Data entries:
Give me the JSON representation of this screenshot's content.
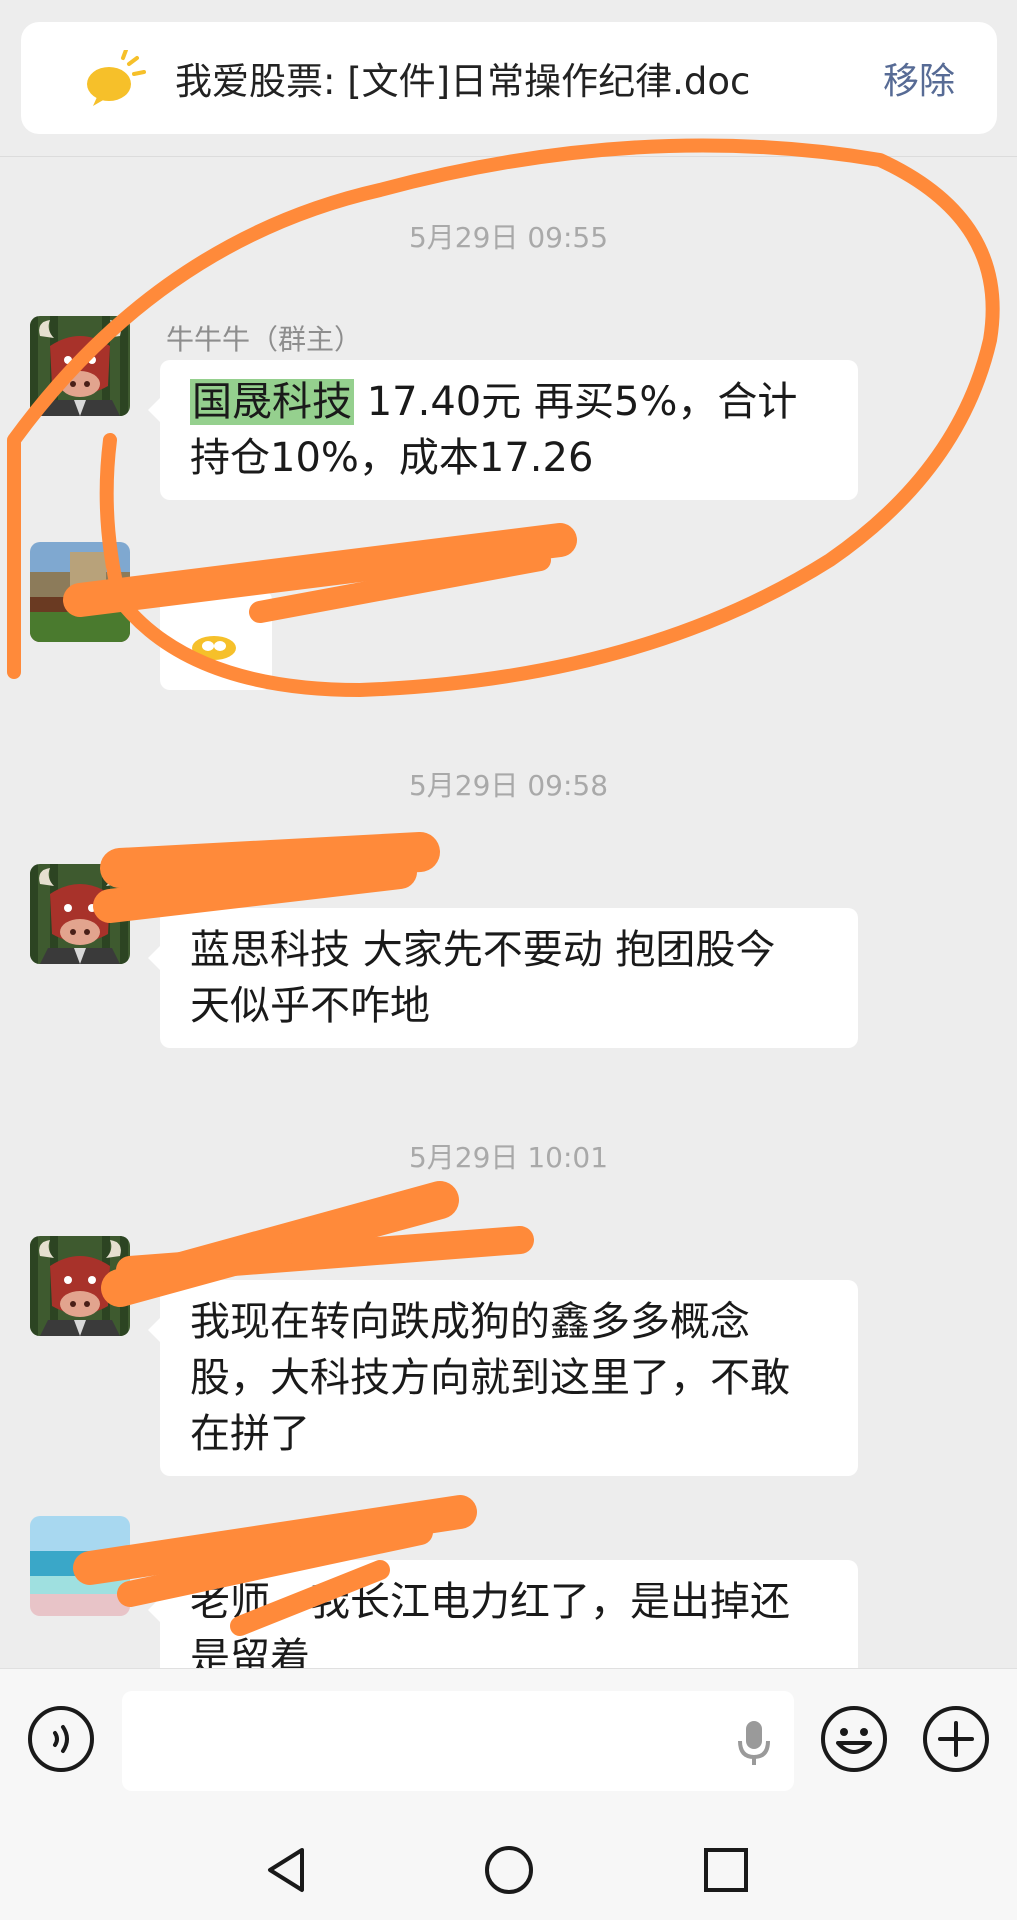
{
  "pinned": {
    "text": "我爱股票: [文件]日常操作纪律.doc",
    "remove_label": "移除",
    "icon": "yellow-chat-bubble-icon"
  },
  "messages": [
    {
      "time": "5月29日 09:55",
      "sender": "牛牛牛（群主）",
      "highlight": "国晟科技",
      "line1_rest": " 17.40元 再买5%，合计",
      "line2": "持仓10%，成本17.26",
      "avatar": "bull-avatar"
    },
    {
      "avatar": "landscape-avatar",
      "content": "emoji-reply"
    },
    {
      "time": "5月29日 09:58",
      "avatar": "bull-avatar",
      "line1": "蓝思科技  大家先不要动  抱团股今",
      "line2": "天似乎不咋地"
    },
    {
      "time": "5月29日 10:01",
      "avatar": "bull-avatar",
      "line1": "我现在转向跌成狗的鑫多多概念",
      "line2": "股，大科技方向就到这里了，不敢",
      "line3": "在拼了"
    },
    {
      "avatar": "beach-avatar",
      "line1": "老师，我长江电力红了，是出掉还",
      "line2": "是留着"
    }
  ],
  "colors": {
    "background": "#ededed",
    "highlight": "#95d08e",
    "annotation": "#ff8a3a",
    "link": "#576b95"
  }
}
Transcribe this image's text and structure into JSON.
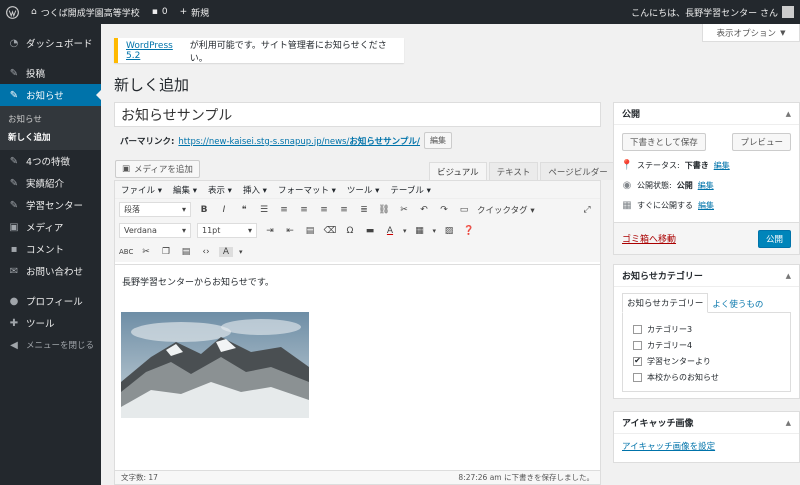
{
  "adminbar": {
    "site_name": "つくば開成学園高等学校",
    "comment_count": "0",
    "new_label": "新規",
    "greeting": "こんにちは、長野学習センター さん"
  },
  "sidebar": {
    "dashboard": "ダッシュボード",
    "posts": "投稿",
    "notices": "お知らせ",
    "sub_notices": "お知らせ",
    "sub_add_new": "新しく追加",
    "features": "4つの特徴",
    "results": "実績紹介",
    "learning_center": "学習センター",
    "media": "メディア",
    "comments": "コメント",
    "contact": "お問い合わせ",
    "profile": "プロフィール",
    "tools": "ツール",
    "collapse": "メニューを閉じる"
  },
  "screen_options": "表示オプション",
  "notice": {
    "link_text": "WordPress 5.2",
    "text": "が利用可能です。サイト管理者にお知らせください。"
  },
  "page_title": "新しく追加",
  "post": {
    "title": "お知らせサンプル",
    "permalink_label": "パーマリンク:",
    "permalink_base": "https://new-kaisei.stg-s.snapup.jp/news/",
    "permalink_slug": "お知らせサンプル/",
    "edit_button": "編集"
  },
  "editor": {
    "add_media": "メディアを追加",
    "tabs": [
      "ビジュアル",
      "テキスト",
      "ページビルダー"
    ],
    "menus": [
      "ファイル",
      "編集",
      "表示",
      "挿入",
      "フォーマット",
      "ツール",
      "テーブル"
    ],
    "format_select": "段落",
    "font_select": "Verdana",
    "size_select": "11pt",
    "quick_tags": "クイックタグ",
    "content_text": "長野学習センターからお知らせです。",
    "word_count": "文字数: 17",
    "draft_saved": "8:27:26 am に下書きを保存しました。"
  },
  "publish": {
    "heading": "公開",
    "save_draft": "下書きとして保存",
    "preview": "プレビュー",
    "status_label": "ステータス:",
    "status_value": "下書き",
    "visibility_label": "公開状態:",
    "visibility_value": "公開",
    "schedule_label": "すぐに公開する",
    "edit_link": "編集",
    "trash": "ゴミ箱へ移動",
    "publish_button": "公開"
  },
  "categories": {
    "heading": "お知らせカテゴリー",
    "tab_all": "お知らせカテゴリー",
    "tab_popular": "よく使うもの",
    "items": [
      {
        "label": "カテゴリー3",
        "checked": false
      },
      {
        "label": "カテゴリー4",
        "checked": false
      },
      {
        "label": "学習センターより",
        "checked": true
      },
      {
        "label": "本校からのお知らせ",
        "checked": false
      }
    ]
  },
  "featured_image": {
    "heading": "アイキャッチ画像",
    "set_link": "アイキャッチ画像を設定"
  },
  "colors": {
    "admin_dark": "#23282d",
    "accent": "#0073aa",
    "notice_border": "#ffb900",
    "trash": "#a00"
  }
}
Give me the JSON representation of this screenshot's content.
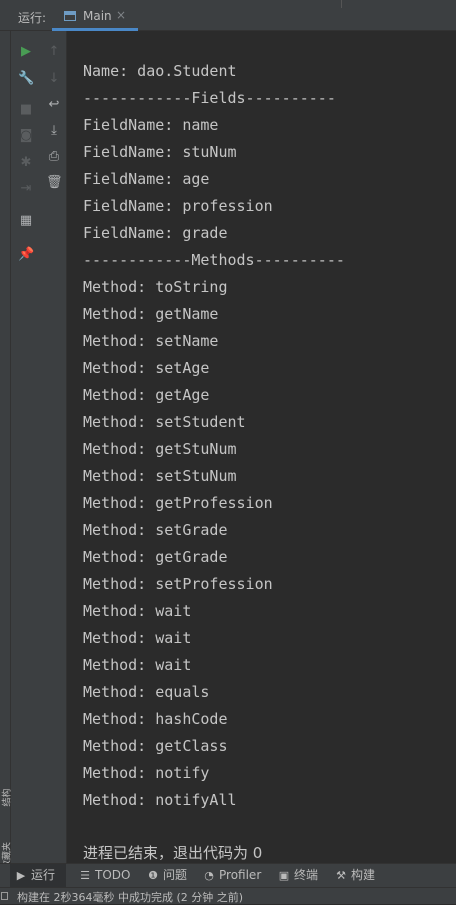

Exercise description:
Write the records out again in full, exactly, and skip every picture.

Full solution:
Give me the JSON representation of this screenshot's content.
{
  "pinned": {
    "text": "我爱股票: [文件]日常操作纪律.doc",
    "remove_label": "移除",
    "icon": "yellow-chat-bubble-icon"
  },
  "messages": [
    {
      "time": "5月29日 09:55",
      "sender": "牛牛牛（群主）",
      "highlight": "国晟科技",
      "line1_rest": " 17.40元 再买5%，合计",
      "line2": "持仓10%，成本17.26",
      "avatar": "bull-avatar"
    },
    {
      "avatar": "landscape-avatar",
      "content": "emoji-reply"
    },
    {
      "time": "5月29日 09:58",
      "avatar": "bull-avatar",
      "line1": "蓝思科技  大家先不要动  抱团股今",
      "line2": "天似乎不咋地"
    },
    {
      "time": "5月29日 10:01",
      "avatar": "bull-avatar",
      "line1": "我现在转向跌成狗的鑫多多概念",
      "line2": "股，大科技方向就到这里了，不敢",
      "line3": "在拼了"
    },
    {
      "avatar": "beach-avatar",
      "line1": "老师，我长江电力红了，是出掉还",
      "line2": "是留着"
    }
  ],
  "colors": {
    "background": "#ededed",
    "highlight": "#95d08e",
    "annotation": "#ff8a3a",
    "link": "#576b95"
  }
}
Transcribe this image's text and structure into JSON.
{
  "adminbar": {
    "site_name": "つくば開成学園高等学校",
    "comment_count": "0",
    "new_label": "新規",
    "greeting": "こんにちは、長野学習センター さん"
  },
  "sidebar": {
    "dashboard": "ダッシュボード",
    "posts": "投稿",
    "notices": "お知らせ",
    "sub_notices": "お知らせ",
    "sub_add_new": "新しく追加",
    "features": "4つの特徴",
    "results": "実績紹介",
    "learning_center": "学習センター",
    "media": "メディア",
    "comments": "コメント",
    "contact": "お問い合わせ",
    "profile": "プロフィール",
    "tools": "ツール",
    "collapse": "メニューを閉じる"
  },
  "screen_options": "表示オプション",
  "notice": {
    "link_text": "WordPress 5.2",
    "text": "が利用可能です。サイト管理者にお知らせください。"
  },
  "page_title": "新しく追加",
  "post": {
    "title": "お知らせサンプル",
    "permalink_label": "パーマリンク:",
    "permalink_base": "https://new-kaisei.stg-s.snapup.jp/news/",
    "permalink_slug": "お知らせサンプル/",
    "edit_button": "編集"
  },
  "editor": {
    "add_media": "メディアを追加",
    "tabs": [
      "ビジュアル",
      "テキスト",
      "ページビルダー"
    ],
    "menus": [
      "ファイル",
      "編集",
      "表示",
      "挿入",
      "フォーマット",
      "ツール",
      "テーブル"
    ],
    "format_select": "段落",
    "font_select": "Verdana",
    "size_select": "11pt",
    "quick_tags": "クイックタグ",
    "content_text": "長野学習センターからお知らせです。",
    "word_count": "文字数: 17",
    "draft_saved": "8:27:26 am に下書きを保存しました。"
  },
  "publish": {
    "heading": "公開",
    "save_draft": "下書きとして保存",
    "preview": "プレビュー",
    "status_label": "ステータス:",
    "status_value": "下書き",
    "visibility_label": "公開状態:",
    "visibility_value": "公開",
    "schedule_label": "すぐに公開する",
    "edit_link": "編集",
    "trash": "ゴミ箱へ移動",
    "publish_button": "公開"
  },
  "categories": {
    "heading": "お知らせカテゴリー",
    "tab_all": "お知らせカテゴリー",
    "tab_popular": "よく使うもの",
    "items": [
      {
        "label": "カテゴリー3",
        "checked": false
      },
      {
        "label": "カテゴリー4",
        "checked": false
      },
      {
        "label": "学習センターより",
        "checked": true
      },
      {
        "label": "本校からのお知らせ",
        "checked": false
      }
    ]
  },
  "featured_image": {
    "heading": "アイキャッチ画像",
    "set_link": "アイキャッチ画像を設定"
  },
  "colors": {
    "admin_dark": "#23282d",
    "accent": "#0073aa",
    "notice_border": "#ffb900",
    "trash": "#a00"
  }
}
Give me the JSON representation of this screenshot's content.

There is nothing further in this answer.